The problem
Scan the data below and report how many lines include the word "SRMTID". Nothing else is wanted.

Records for the exercise

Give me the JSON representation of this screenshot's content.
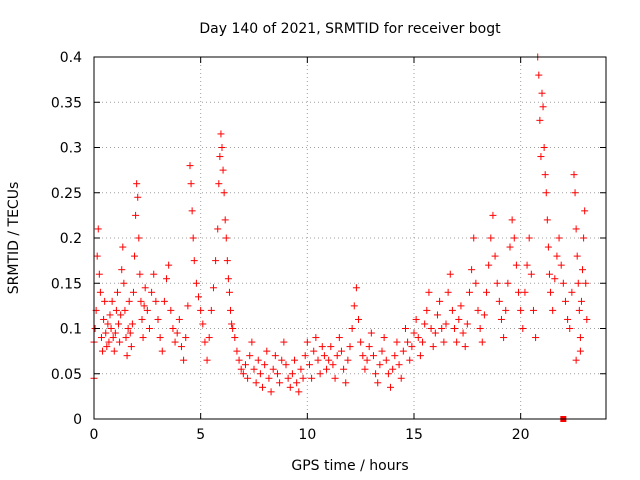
{
  "chart_data": {
    "type": "scatter",
    "title": "Day 140 of 2021, SRMTID for receiver bogt",
    "xlabel": "GPS time / hours",
    "ylabel": "SRMTID / TECUs",
    "xlim": [
      0,
      24
    ],
    "ylim": [
      0,
      0.4
    ],
    "xticks": [
      0,
      5,
      10,
      15,
      20
    ],
    "xtick_labels": [
      "0",
      "5",
      "10",
      "15",
      "20"
    ],
    "yticks": [
      0,
      0.05,
      0.1,
      0.15,
      0.2,
      0.25,
      0.3,
      0.35,
      0.4
    ],
    "ytick_labels": [
      "0",
      "0.05",
      "0.1",
      "0.15",
      "0.2",
      "0.25",
      "0.3",
      "0.35",
      "0.4"
    ],
    "grid": true,
    "series": [
      {
        "name": "SRMTID",
        "marker": "plus",
        "color": "#ff0000",
        "points": [
          [
            0.0,
            0.085
          ],
          [
            0.0,
            0.045
          ],
          [
            0.05,
            0.1
          ],
          [
            0.1,
            0.12
          ],
          [
            0.15,
            0.18
          ],
          [
            0.2,
            0.21
          ],
          [
            0.25,
            0.16
          ],
          [
            0.3,
            0.14
          ],
          [
            0.35,
            0.09
          ],
          [
            0.4,
            0.075
          ],
          [
            0.45,
            0.11
          ],
          [
            0.5,
            0.13
          ],
          [
            0.55,
            0.095
          ],
          [
            0.6,
            0.08
          ],
          [
            0.65,
            0.105
          ],
          [
            0.7,
            0.085
          ],
          [
            0.75,
            0.115
          ],
          [
            0.8,
            0.1
          ],
          [
            0.85,
            0.13
          ],
          [
            0.9,
            0.09
          ],
          [
            0.95,
            0.075
          ],
          [
            1.0,
            0.095
          ],
          [
            1.05,
            0.12
          ],
          [
            1.1,
            0.14
          ],
          [
            1.15,
            0.105
          ],
          [
            1.2,
            0.085
          ],
          [
            1.25,
            0.115
          ],
          [
            1.3,
            0.165
          ],
          [
            1.35,
            0.19
          ],
          [
            1.4,
            0.15
          ],
          [
            1.45,
            0.12
          ],
          [
            1.5,
            0.09
          ],
          [
            1.55,
            0.07
          ],
          [
            1.6,
            0.1
          ],
          [
            1.65,
            0.13
          ],
          [
            1.7,
            0.095
          ],
          [
            1.75,
            0.08
          ],
          [
            1.8,
            0.105
          ],
          [
            1.85,
            0.14
          ],
          [
            1.9,
            0.18
          ],
          [
            1.95,
            0.225
          ],
          [
            2.0,
            0.26
          ],
          [
            2.05,
            0.245
          ],
          [
            2.1,
            0.2
          ],
          [
            2.15,
            0.16
          ],
          [
            2.2,
            0.13
          ],
          [
            2.25,
            0.11
          ],
          [
            2.3,
            0.09
          ],
          [
            2.35,
            0.125
          ],
          [
            2.4,
            0.145
          ],
          [
            2.5,
            0.12
          ],
          [
            2.6,
            0.1
          ],
          [
            2.7,
            0.14
          ],
          [
            2.8,
            0.16
          ],
          [
            2.9,
            0.13
          ],
          [
            3.0,
            0.11
          ],
          [
            3.1,
            0.09
          ],
          [
            3.2,
            0.075
          ],
          [
            3.3,
            0.13
          ],
          [
            3.4,
            0.155
          ],
          [
            3.5,
            0.17
          ],
          [
            3.6,
            0.12
          ],
          [
            3.7,
            0.1
          ],
          [
            3.8,
            0.085
          ],
          [
            3.9,
            0.095
          ],
          [
            4.0,
            0.11
          ],
          [
            4.1,
            0.08
          ],
          [
            4.2,
            0.065
          ],
          [
            4.3,
            0.09
          ],
          [
            4.4,
            0.125
          ],
          [
            4.5,
            0.28
          ],
          [
            4.55,
            0.26
          ],
          [
            4.6,
            0.23
          ],
          [
            4.65,
            0.2
          ],
          [
            4.7,
            0.175
          ],
          [
            4.8,
            0.15
          ],
          [
            4.9,
            0.135
          ],
          [
            5.0,
            0.12
          ],
          [
            5.1,
            0.105
          ],
          [
            5.2,
            0.085
          ],
          [
            5.3,
            0.065
          ],
          [
            5.4,
            0.09
          ],
          [
            5.5,
            0.12
          ],
          [
            5.6,
            0.145
          ],
          [
            5.7,
            0.175
          ],
          [
            5.8,
            0.21
          ],
          [
            5.85,
            0.26
          ],
          [
            5.9,
            0.29
          ],
          [
            5.95,
            0.315
          ],
          [
            6.0,
            0.3
          ],
          [
            6.05,
            0.275
          ],
          [
            6.1,
            0.25
          ],
          [
            6.15,
            0.22
          ],
          [
            6.2,
            0.2
          ],
          [
            6.25,
            0.175
          ],
          [
            6.3,
            0.155
          ],
          [
            6.35,
            0.14
          ],
          [
            6.4,
            0.12
          ],
          [
            6.45,
            0.105
          ],
          [
            6.5,
            0.1
          ],
          [
            6.6,
            0.09
          ],
          [
            6.7,
            0.075
          ],
          [
            6.8,
            0.065
          ],
          [
            6.9,
            0.055
          ],
          [
            7.0,
            0.05
          ],
          [
            7.1,
            0.06
          ],
          [
            7.2,
            0.045
          ],
          [
            7.3,
            0.07
          ],
          [
            7.4,
            0.085
          ],
          [
            7.5,
            0.055
          ],
          [
            7.6,
            0.04
          ],
          [
            7.7,
            0.065
          ],
          [
            7.8,
            0.05
          ],
          [
            7.9,
            0.035
          ],
          [
            8.0,
            0.06
          ],
          [
            8.1,
            0.075
          ],
          [
            8.2,
            0.045
          ],
          [
            8.3,
            0.03
          ],
          [
            8.4,
            0.055
          ],
          [
            8.5,
            0.07
          ],
          [
            8.6,
            0.05
          ],
          [
            8.7,
            0.04
          ],
          [
            8.8,
            0.065
          ],
          [
            8.9,
            0.085
          ],
          [
            9.0,
            0.06
          ],
          [
            9.1,
            0.045
          ],
          [
            9.2,
            0.035
          ],
          [
            9.3,
            0.05
          ],
          [
            9.4,
            0.065
          ],
          [
            9.5,
            0.04
          ],
          [
            9.6,
            0.03
          ],
          [
            9.7,
            0.055
          ],
          [
            9.8,
            0.045
          ],
          [
            9.9,
            0.07
          ],
          [
            10.0,
            0.085
          ],
          [
            10.1,
            0.06
          ],
          [
            10.2,
            0.045
          ],
          [
            10.3,
            0.075
          ],
          [
            10.4,
            0.09
          ],
          [
            10.5,
            0.065
          ],
          [
            10.6,
            0.05
          ],
          [
            10.7,
            0.08
          ],
          [
            10.8,
            0.07
          ],
          [
            10.9,
            0.055
          ],
          [
            11.0,
            0.065
          ],
          [
            11.1,
            0.08
          ],
          [
            11.2,
            0.06
          ],
          [
            11.3,
            0.045
          ],
          [
            11.4,
            0.07
          ],
          [
            11.5,
            0.09
          ],
          [
            11.6,
            0.075
          ],
          [
            11.7,
            0.055
          ],
          [
            11.8,
            0.04
          ],
          [
            11.9,
            0.065
          ],
          [
            12.0,
            0.08
          ],
          [
            12.1,
            0.1
          ],
          [
            12.2,
            0.125
          ],
          [
            12.3,
            0.145
          ],
          [
            12.4,
            0.11
          ],
          [
            12.5,
            0.085
          ],
          [
            12.6,
            0.07
          ],
          [
            12.7,
            0.055
          ],
          [
            12.8,
            0.065
          ],
          [
            12.9,
            0.08
          ],
          [
            13.0,
            0.095
          ],
          [
            13.1,
            0.07
          ],
          [
            13.2,
            0.05
          ],
          [
            13.3,
            0.04
          ],
          [
            13.4,
            0.06
          ],
          [
            13.5,
            0.075
          ],
          [
            13.6,
            0.09
          ],
          [
            13.7,
            0.065
          ],
          [
            13.8,
            0.05
          ],
          [
            13.9,
            0.035
          ],
          [
            14.0,
            0.055
          ],
          [
            14.1,
            0.07
          ],
          [
            14.2,
            0.085
          ],
          [
            14.3,
            0.06
          ],
          [
            14.4,
            0.045
          ],
          [
            14.5,
            0.075
          ],
          [
            14.6,
            0.1
          ],
          [
            14.7,
            0.085
          ],
          [
            14.8,
            0.065
          ],
          [
            14.9,
            0.08
          ],
          [
            15.0,
            0.095
          ],
          [
            15.1,
            0.11
          ],
          [
            15.2,
            0.09
          ],
          [
            15.3,
            0.07
          ],
          [
            15.4,
            0.085
          ],
          [
            15.5,
            0.105
          ],
          [
            15.6,
            0.12
          ],
          [
            15.7,
            0.14
          ],
          [
            15.8,
            0.1
          ],
          [
            15.9,
            0.08
          ],
          [
            16.0,
            0.095
          ],
          [
            16.1,
            0.115
          ],
          [
            16.2,
            0.13
          ],
          [
            16.3,
            0.1
          ],
          [
            16.4,
            0.085
          ],
          [
            16.5,
            0.105
          ],
          [
            16.6,
            0.14
          ],
          [
            16.7,
            0.16
          ],
          [
            16.8,
            0.12
          ],
          [
            16.9,
            0.1
          ],
          [
            17.0,
            0.085
          ],
          [
            17.1,
            0.11
          ],
          [
            17.2,
            0.125
          ],
          [
            17.3,
            0.095
          ],
          [
            17.4,
            0.08
          ],
          [
            17.5,
            0.105
          ],
          [
            17.6,
            0.14
          ],
          [
            17.7,
            0.165
          ],
          [
            17.8,
            0.2
          ],
          [
            17.9,
            0.15
          ],
          [
            18.0,
            0.12
          ],
          [
            18.1,
            0.1
          ],
          [
            18.2,
            0.085
          ],
          [
            18.3,
            0.115
          ],
          [
            18.4,
            0.14
          ],
          [
            18.5,
            0.17
          ],
          [
            18.6,
            0.2
          ],
          [
            18.7,
            0.225
          ],
          [
            18.8,
            0.18
          ],
          [
            18.9,
            0.15
          ],
          [
            19.0,
            0.13
          ],
          [
            19.1,
            0.11
          ],
          [
            19.2,
            0.09
          ],
          [
            19.3,
            0.12
          ],
          [
            19.4,
            0.15
          ],
          [
            19.5,
            0.19
          ],
          [
            19.6,
            0.22
          ],
          [
            19.7,
            0.2
          ],
          [
            19.8,
            0.17
          ],
          [
            19.9,
            0.14
          ],
          [
            20.0,
            0.12
          ],
          [
            20.1,
            0.1
          ],
          [
            20.2,
            0.14
          ],
          [
            20.3,
            0.17
          ],
          [
            20.4,
            0.2
          ],
          [
            20.5,
            0.16
          ],
          [
            20.6,
            0.12
          ],
          [
            20.7,
            0.09
          ],
          [
            20.8,
            0.4
          ],
          [
            20.85,
            0.38
          ],
          [
            20.9,
            0.33
          ],
          [
            20.95,
            0.29
          ],
          [
            21.0,
            0.36
          ],
          [
            21.05,
            0.345
          ],
          [
            21.1,
            0.3
          ],
          [
            21.15,
            0.27
          ],
          [
            21.2,
            0.25
          ],
          [
            21.25,
            0.22
          ],
          [
            21.3,
            0.19
          ],
          [
            21.35,
            0.16
          ],
          [
            21.4,
            0.14
          ],
          [
            21.5,
            0.12
          ],
          [
            21.6,
            0.155
          ],
          [
            21.7,
            0.18
          ],
          [
            21.8,
            0.2
          ],
          [
            21.9,
            0.17
          ],
          [
            22.0,
            0.15
          ],
          [
            22.1,
            0.13
          ],
          [
            22.2,
            0.11
          ],
          [
            22.3,
            0.1
          ],
          [
            22.4,
            0.14
          ],
          [
            22.5,
            0.27
          ],
          [
            22.55,
            0.25
          ],
          [
            22.6,
            0.21
          ],
          [
            22.65,
            0.18
          ],
          [
            22.7,
            0.15
          ],
          [
            22.75,
            0.12
          ],
          [
            22.8,
            0.09
          ],
          [
            22.85,
            0.13
          ],
          [
            22.9,
            0.165
          ],
          [
            22.95,
            0.2
          ],
          [
            23.0,
            0.23
          ],
          [
            23.05,
            0.15
          ],
          [
            23.1,
            0.11
          ],
          [
            22.6,
            0.065
          ],
          [
            22.8,
            0.075
          ]
        ]
      }
    ],
    "marker_square": {
      "x": 22.0,
      "y": 0.0
    }
  }
}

Written answer
3